Please quote the material exactly, every line of it.

[Figure record extracts]
— begin —

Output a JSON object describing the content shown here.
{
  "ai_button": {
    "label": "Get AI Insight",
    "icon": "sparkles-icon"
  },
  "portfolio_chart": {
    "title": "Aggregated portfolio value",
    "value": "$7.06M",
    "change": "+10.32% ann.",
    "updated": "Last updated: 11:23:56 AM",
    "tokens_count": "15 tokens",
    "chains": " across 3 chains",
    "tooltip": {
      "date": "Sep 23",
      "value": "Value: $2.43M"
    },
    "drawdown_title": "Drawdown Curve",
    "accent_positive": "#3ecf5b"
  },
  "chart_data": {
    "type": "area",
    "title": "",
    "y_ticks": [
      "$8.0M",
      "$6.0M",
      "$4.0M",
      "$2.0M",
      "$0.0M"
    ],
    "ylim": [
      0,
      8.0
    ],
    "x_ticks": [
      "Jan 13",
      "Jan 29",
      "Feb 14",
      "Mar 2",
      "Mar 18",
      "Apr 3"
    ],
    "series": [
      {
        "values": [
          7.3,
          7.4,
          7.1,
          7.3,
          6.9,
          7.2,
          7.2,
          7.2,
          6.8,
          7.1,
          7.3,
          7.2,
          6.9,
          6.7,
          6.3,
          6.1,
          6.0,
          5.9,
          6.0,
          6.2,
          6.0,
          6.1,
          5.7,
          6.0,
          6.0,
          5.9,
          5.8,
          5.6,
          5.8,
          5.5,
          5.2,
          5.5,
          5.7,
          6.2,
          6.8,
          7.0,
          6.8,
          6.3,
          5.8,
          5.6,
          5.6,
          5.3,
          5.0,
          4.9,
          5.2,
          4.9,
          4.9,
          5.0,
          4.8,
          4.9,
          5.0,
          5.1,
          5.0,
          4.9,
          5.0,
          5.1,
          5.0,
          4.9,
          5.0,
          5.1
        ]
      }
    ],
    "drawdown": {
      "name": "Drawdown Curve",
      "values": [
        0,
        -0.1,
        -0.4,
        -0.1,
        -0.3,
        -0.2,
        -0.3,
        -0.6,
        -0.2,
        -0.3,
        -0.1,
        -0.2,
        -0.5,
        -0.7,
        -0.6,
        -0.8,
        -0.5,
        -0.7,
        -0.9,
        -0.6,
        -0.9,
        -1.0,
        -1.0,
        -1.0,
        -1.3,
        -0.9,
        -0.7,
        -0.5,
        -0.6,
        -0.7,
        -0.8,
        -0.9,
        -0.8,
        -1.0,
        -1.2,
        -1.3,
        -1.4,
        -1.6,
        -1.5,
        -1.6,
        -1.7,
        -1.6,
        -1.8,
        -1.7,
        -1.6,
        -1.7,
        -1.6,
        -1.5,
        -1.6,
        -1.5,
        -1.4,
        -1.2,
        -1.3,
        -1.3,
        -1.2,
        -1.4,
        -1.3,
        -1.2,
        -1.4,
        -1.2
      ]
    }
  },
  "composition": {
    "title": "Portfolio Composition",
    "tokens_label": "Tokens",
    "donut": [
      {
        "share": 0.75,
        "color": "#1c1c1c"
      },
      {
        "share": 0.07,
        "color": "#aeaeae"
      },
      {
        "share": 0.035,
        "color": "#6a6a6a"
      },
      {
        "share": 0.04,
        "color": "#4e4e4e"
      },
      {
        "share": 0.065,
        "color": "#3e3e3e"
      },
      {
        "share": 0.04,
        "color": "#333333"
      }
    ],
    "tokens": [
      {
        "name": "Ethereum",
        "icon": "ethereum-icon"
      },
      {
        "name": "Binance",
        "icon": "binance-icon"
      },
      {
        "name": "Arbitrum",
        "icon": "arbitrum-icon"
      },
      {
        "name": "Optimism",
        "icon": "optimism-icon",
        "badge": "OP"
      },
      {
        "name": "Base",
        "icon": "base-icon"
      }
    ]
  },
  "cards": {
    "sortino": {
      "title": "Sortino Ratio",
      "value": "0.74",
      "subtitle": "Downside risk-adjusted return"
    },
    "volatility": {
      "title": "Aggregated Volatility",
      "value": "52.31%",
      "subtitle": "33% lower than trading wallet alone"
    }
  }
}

— end —

◆ **Correct result**
Output a JSON object describing the content shown here.
{
  "ai_button": {
    "label": "Get AI Insight",
    "icon": "sparkles-icon"
  },
  "portfolio_chart": {
    "title": "Aggregated portfolio value",
    "value": "$7.06M",
    "change": "+10.32% ann.",
    "updated": "Last updated: 11:23:56 AM",
    "tokens_count": "15 tokens",
    "chains": " across 3 chains",
    "tooltip": {
      "date": "Sep 23",
      "value": "Value: $2.43M"
    },
    "drawdown_title": "Drawdown Curve",
    "accent_positive": "#3ecf5b"
  },
  "chart_data": {
    "type": "area",
    "title": "",
    "y_ticks": [
      "$8.0M",
      "$6.0M",
      "$4.0M",
      "$2.0M",
      "$0.0M"
    ],
    "ylim": [
      0,
      8.0
    ],
    "x_ticks": [
      "Jan 13",
      "Jan 29",
      "Feb 14",
      "Mar 2",
      "Mar 18",
      "Apr 3"
    ],
    "series": [
      {
        "values": [
          7.3,
          7.4,
          7.1,
          7.3,
          6.9,
          7.2,
          7.2,
          7.2,
          6.8,
          7.1,
          7.3,
          7.2,
          6.9,
          6.7,
          6.3,
          6.1,
          6.0,
          5.9,
          6.0,
          6.2,
          6.0,
          6.1,
          5.7,
          6.0,
          6.0,
          5.9,
          5.8,
          5.6,
          5.8,
          5.5,
          5.2,
          5.5,
          5.7,
          6.2,
          6.8,
          7.0,
          6.8,
          6.3,
          5.8,
          5.6,
          5.6,
          5.3,
          5.0,
          4.9,
          5.2,
          4.9,
          4.9,
          5.0,
          4.8,
          4.9,
          5.0,
          5.1,
          5.0,
          4.9,
          5.0,
          5.1,
          5.0,
          4.9,
          5.0,
          5.1
        ]
      }
    ],
    "drawdown": {
      "name": "Drawdown Curve",
      "values": [
        0,
        -0.1,
        -0.4,
        -0.1,
        -0.3,
        -0.2,
        -0.3,
        -0.6,
        -0.2,
        -0.3,
        -0.1,
        -0.2,
        -0.5,
        -0.7,
        -0.6,
        -0.8,
        -0.5,
        -0.7,
        -0.9,
        -0.6,
        -0.9,
        -1.0,
        -1.0,
        -1.0,
        -1.3,
        -0.9,
        -0.7,
        -0.5,
        -0.6,
        -0.7,
        -0.8,
        -0.9,
        -0.8,
        -1.0,
        -1.2,
        -1.3,
        -1.4,
        -1.6,
        -1.5,
        -1.6,
        -1.7,
        -1.6,
        -1.8,
        -1.7,
        -1.6,
        -1.7,
        -1.6,
        -1.5,
        -1.6,
        -1.5,
        -1.4,
        -1.2,
        -1.3,
        -1.3,
        -1.2,
        -1.4,
        -1.3,
        -1.2,
        -1.4,
        -1.2
      ]
    }
  },
  "composition": {
    "title": "Portfolio Composition",
    "tokens_label": "Tokens",
    "donut": [
      {
        "share": 0.75,
        "color": "#1c1c1c"
      },
      {
        "share": 0.07,
        "color": "#aeaeae"
      },
      {
        "share": 0.035,
        "color": "#6a6a6a"
      },
      {
        "share": 0.04,
        "color": "#4e4e4e"
      },
      {
        "share": 0.065,
        "color": "#3e3e3e"
      },
      {
        "share": 0.04,
        "color": "#333333"
      }
    ],
    "tokens": [
      {
        "name": "Ethereum",
        "icon": "ethereum-icon"
      },
      {
        "name": "Binance",
        "icon": "binance-icon"
      },
      {
        "name": "Arbitrum",
        "icon": "arbitrum-icon"
      },
      {
        "name": "Optimism",
        "icon": "optimism-icon",
        "badge": "OP"
      },
      {
        "name": "Base",
        "icon": "base-icon"
      }
    ]
  },
  "cards": {
    "sortino": {
      "title": "Sortino Ratio",
      "value": "0.74",
      "subtitle": "Downside risk-adjusted return"
    },
    "volatility": {
      "title": "Aggregated Volatility",
      "value": "52.31%",
      "subtitle": "33% lower than trading wallet alone"
    }
  }
}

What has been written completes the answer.